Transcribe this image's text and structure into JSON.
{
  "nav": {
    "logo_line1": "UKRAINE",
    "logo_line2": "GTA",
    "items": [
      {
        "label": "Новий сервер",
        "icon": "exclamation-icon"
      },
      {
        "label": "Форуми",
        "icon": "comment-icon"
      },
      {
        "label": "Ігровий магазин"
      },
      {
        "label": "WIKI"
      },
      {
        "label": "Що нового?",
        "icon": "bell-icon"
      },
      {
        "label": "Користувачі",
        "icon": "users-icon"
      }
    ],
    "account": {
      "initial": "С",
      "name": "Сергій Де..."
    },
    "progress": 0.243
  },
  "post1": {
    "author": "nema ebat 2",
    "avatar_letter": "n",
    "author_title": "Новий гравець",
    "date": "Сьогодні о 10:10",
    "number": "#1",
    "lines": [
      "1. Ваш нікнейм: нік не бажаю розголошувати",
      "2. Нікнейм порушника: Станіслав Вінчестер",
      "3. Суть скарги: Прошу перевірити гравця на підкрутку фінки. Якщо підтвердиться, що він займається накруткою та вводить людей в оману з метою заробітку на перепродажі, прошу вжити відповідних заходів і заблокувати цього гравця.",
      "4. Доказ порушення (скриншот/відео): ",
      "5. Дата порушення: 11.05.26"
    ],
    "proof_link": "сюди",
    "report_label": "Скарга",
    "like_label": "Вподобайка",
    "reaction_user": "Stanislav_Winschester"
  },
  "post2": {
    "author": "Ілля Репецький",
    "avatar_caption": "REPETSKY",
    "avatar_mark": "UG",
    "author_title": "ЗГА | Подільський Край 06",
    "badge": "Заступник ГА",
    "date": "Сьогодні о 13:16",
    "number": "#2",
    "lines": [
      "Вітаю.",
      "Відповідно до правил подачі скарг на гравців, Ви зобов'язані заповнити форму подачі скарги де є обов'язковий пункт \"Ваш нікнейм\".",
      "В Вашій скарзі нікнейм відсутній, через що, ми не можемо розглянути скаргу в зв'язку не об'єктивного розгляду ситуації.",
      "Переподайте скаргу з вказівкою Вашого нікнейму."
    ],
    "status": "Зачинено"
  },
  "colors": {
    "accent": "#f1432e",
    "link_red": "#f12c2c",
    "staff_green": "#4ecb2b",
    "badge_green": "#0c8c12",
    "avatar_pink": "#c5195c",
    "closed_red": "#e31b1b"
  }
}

* Stated exercise: In the entries above, find each line with the word "icon" and copy it.

* Task answer:
        "icon": "exclamation-icon"
        "icon": "comment-icon"
        "icon": "bell-icon"
        "icon": "users-icon"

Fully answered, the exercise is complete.